MATERIAL SHOWN:
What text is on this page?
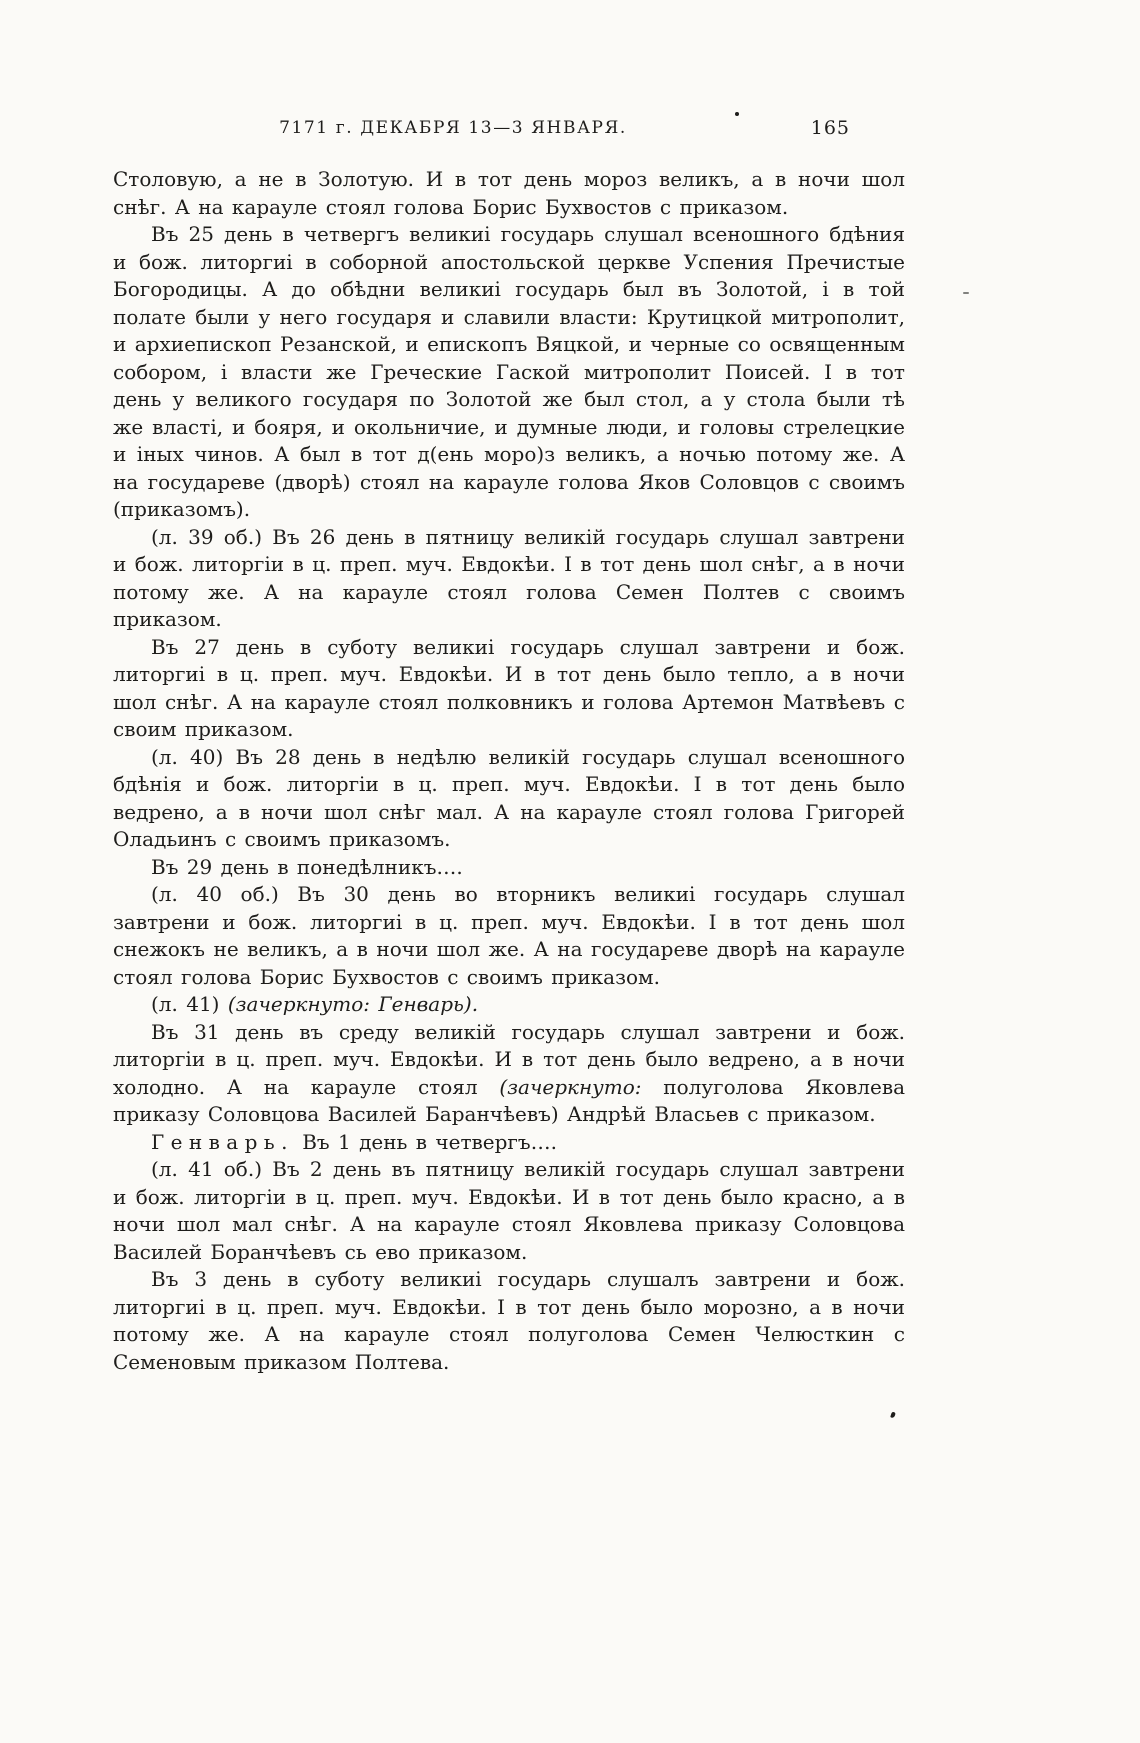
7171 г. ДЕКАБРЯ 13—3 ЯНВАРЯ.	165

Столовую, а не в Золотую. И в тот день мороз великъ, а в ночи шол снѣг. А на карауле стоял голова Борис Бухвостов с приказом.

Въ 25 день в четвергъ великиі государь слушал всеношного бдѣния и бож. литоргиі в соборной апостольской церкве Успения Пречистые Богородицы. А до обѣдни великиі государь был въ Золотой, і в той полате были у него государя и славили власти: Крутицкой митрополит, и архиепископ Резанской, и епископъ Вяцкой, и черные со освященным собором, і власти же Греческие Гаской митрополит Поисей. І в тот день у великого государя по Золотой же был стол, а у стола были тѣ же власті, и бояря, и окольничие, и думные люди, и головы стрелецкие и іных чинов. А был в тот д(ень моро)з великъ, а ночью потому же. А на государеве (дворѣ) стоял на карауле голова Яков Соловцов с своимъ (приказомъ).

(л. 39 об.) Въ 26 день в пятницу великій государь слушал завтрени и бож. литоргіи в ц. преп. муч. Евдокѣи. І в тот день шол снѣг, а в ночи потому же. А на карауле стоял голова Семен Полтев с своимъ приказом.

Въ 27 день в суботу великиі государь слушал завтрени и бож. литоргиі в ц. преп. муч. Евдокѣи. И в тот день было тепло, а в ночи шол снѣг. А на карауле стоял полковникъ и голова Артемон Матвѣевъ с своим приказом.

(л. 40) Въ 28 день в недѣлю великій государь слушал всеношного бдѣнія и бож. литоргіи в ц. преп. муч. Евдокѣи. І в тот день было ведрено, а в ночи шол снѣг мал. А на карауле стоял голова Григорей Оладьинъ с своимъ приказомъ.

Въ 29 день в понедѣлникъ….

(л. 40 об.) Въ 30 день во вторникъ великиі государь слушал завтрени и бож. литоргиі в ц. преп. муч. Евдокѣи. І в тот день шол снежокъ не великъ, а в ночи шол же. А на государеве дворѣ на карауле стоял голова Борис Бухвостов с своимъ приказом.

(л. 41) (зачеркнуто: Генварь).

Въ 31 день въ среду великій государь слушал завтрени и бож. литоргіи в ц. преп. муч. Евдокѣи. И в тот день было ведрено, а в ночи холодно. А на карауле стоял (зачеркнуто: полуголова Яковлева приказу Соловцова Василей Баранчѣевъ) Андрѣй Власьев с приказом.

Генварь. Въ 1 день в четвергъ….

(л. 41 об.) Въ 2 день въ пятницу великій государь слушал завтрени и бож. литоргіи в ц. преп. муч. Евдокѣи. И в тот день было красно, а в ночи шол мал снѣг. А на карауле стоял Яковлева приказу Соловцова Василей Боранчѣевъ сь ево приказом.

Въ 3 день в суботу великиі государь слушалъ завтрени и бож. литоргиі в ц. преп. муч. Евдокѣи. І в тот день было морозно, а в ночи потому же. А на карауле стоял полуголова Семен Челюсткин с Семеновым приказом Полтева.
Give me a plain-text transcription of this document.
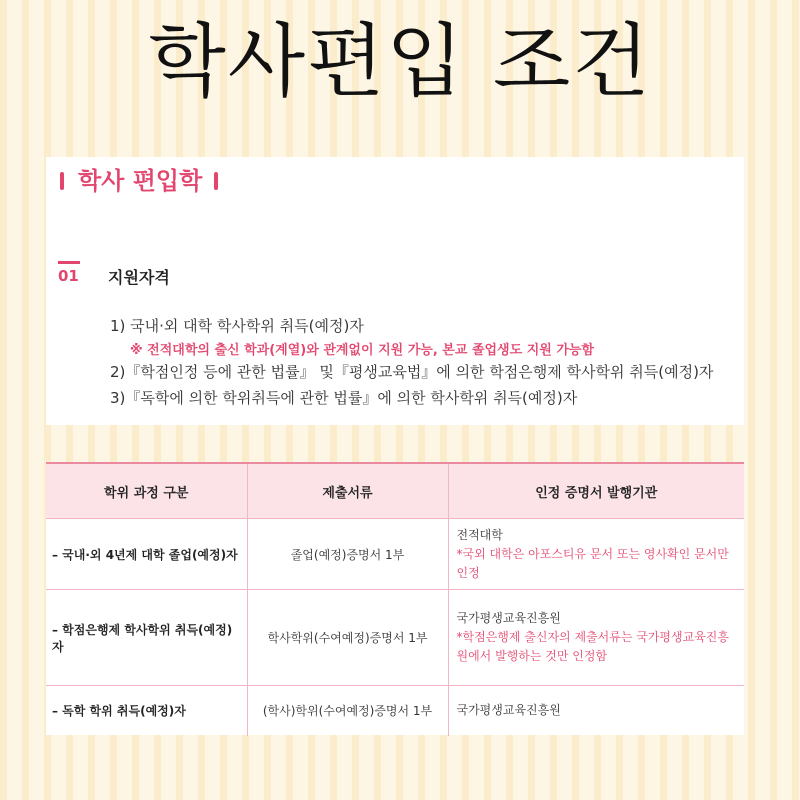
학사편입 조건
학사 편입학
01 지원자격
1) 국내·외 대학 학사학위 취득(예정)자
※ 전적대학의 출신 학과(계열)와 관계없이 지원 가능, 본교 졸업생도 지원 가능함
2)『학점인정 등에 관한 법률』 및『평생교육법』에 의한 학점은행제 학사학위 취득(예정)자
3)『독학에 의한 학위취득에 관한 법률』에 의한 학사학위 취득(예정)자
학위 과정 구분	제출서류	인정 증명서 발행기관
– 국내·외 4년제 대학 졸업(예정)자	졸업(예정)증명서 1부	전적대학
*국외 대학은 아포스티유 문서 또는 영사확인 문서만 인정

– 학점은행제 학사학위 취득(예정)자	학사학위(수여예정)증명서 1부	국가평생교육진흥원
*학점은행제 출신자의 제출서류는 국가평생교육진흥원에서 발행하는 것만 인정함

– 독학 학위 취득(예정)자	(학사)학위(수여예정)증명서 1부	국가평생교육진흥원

EXERCISE DESCRIPTION:
Pull out all lines containing the word "великъ" from the entries above.

ANSWER BELOW:
Столовую, а не в Золотую. И в тот день мороз великъ, а в ночи шол снѣг. А на карауле стоял голова Борис Бухвостов с приказом.
Въ 25 день в четвергъ великиі государь слушал всеношного бдѣния и бож. литоргиі в соборной апостольской церкве Успения Пречистые Богородицы. А до обѣдни великиі государь был въ Золотой, і в той полате были у него государя и славили власти: Крутицкой митрополит, и архиепископ Резанской, и епископъ Вяцкой, и черные со освященным собором, і власти же Греческие Гаской митрополит Поисей. І в тот день у великого государя по Золотой же был стол, а у стола были тѣ же власті, и бояря, и окольничие, и думные люди, и головы стрелецкие и іных чинов. А был в тот д(ень моро)з великъ, а ночью потому же. А на государеве (дворѣ) стоял на карауле голова Яков Соловцов с своимъ (приказомъ).
(л. 40 об.) Въ 30 день во вторникъ великиі государь слушал завтрени и бож. литоргиі в ц. преп. муч. Евдокѣи. І в тот день шол снежокъ не великъ, а в ночи шол же. А на государеве дворѣ на карауле стоял голова Борис Бухвостов с своимъ приказом.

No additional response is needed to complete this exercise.